— begin PROVIDED DATA —
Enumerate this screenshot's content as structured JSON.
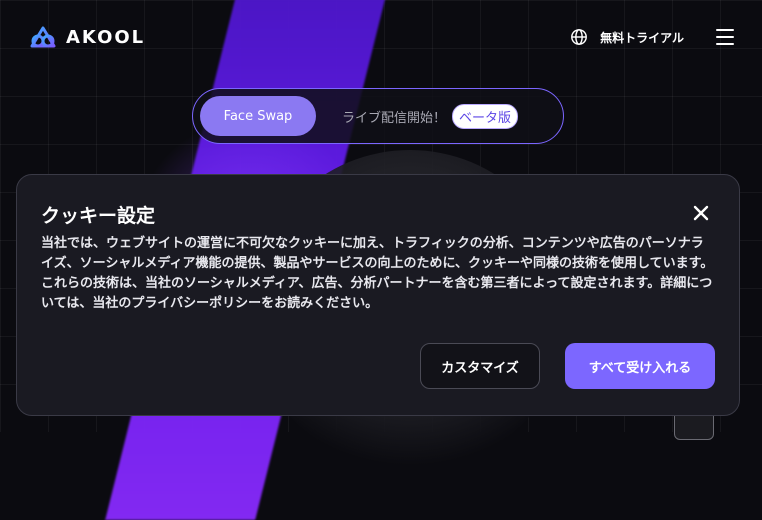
{
  "header": {
    "logo_text": "AKOOL",
    "trial_label": "無料トライアル",
    "icons": {
      "globe": "globe-icon",
      "menu": "menu-icon"
    }
  },
  "switcher": {
    "active_label": "Face Swap",
    "live_label": "ライブ配信開始！",
    "beta_label": "ベータ版"
  },
  "cookie": {
    "title": "クッキー設定",
    "body": "当社では、ウェブサイトの運営に不可欠なクッキーに加え、トラフィックの分析、コンテンツや広告のパーソナライズ、ソーシャルメディア機能の提供、製品やサービスの向上のために、クッキーや同様の技術を使用しています。これらの技術は、当社のソーシャルメディア、広告、分析パートナーを含む第三者によって設定されます。詳細については、当社のプライバシーポリシーをお読みください。",
    "customize_label": "カスタマイズ",
    "accept_label": "すべて受け入れる"
  },
  "colors": {
    "accent": "#7c67ff",
    "pill_active": "#8b79f2",
    "background": "#0b0b10",
    "dialog_bg": "#1a1a22"
  }
}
— end PROVIDED DATA —
STATED EXERCISE
Drop the pictures and reproduce the rest of the entries above exactly.

WORKED ANSWER
Enumerate this screenshot's content as structured JSON.
{
  "header": {
    "logo_text": "AKOOL",
    "trial_label": "無料トライアル",
    "icons": {
      "globe": "globe-icon",
      "menu": "menu-icon"
    }
  },
  "switcher": {
    "active_label": "Face Swap",
    "live_label": "ライブ配信開始！",
    "beta_label": "ベータ版"
  },
  "cookie": {
    "title": "クッキー設定",
    "body": "当社では、ウェブサイトの運営に不可欠なクッキーに加え、トラフィックの分析、コンテンツや広告のパーソナライズ、ソーシャルメディア機能の提供、製品やサービスの向上のために、クッキーや同様の技術を使用しています。これらの技術は、当社のソーシャルメディア、広告、分析パートナーを含む第三者によって設定されます。詳細については、当社のプライバシーポリシーをお読みください。",
    "customize_label": "カスタマイズ",
    "accept_label": "すべて受け入れる"
  },
  "colors": {
    "accent": "#7c67ff",
    "pill_active": "#8b79f2",
    "background": "#0b0b10",
    "dialog_bg": "#1a1a22"
  }
}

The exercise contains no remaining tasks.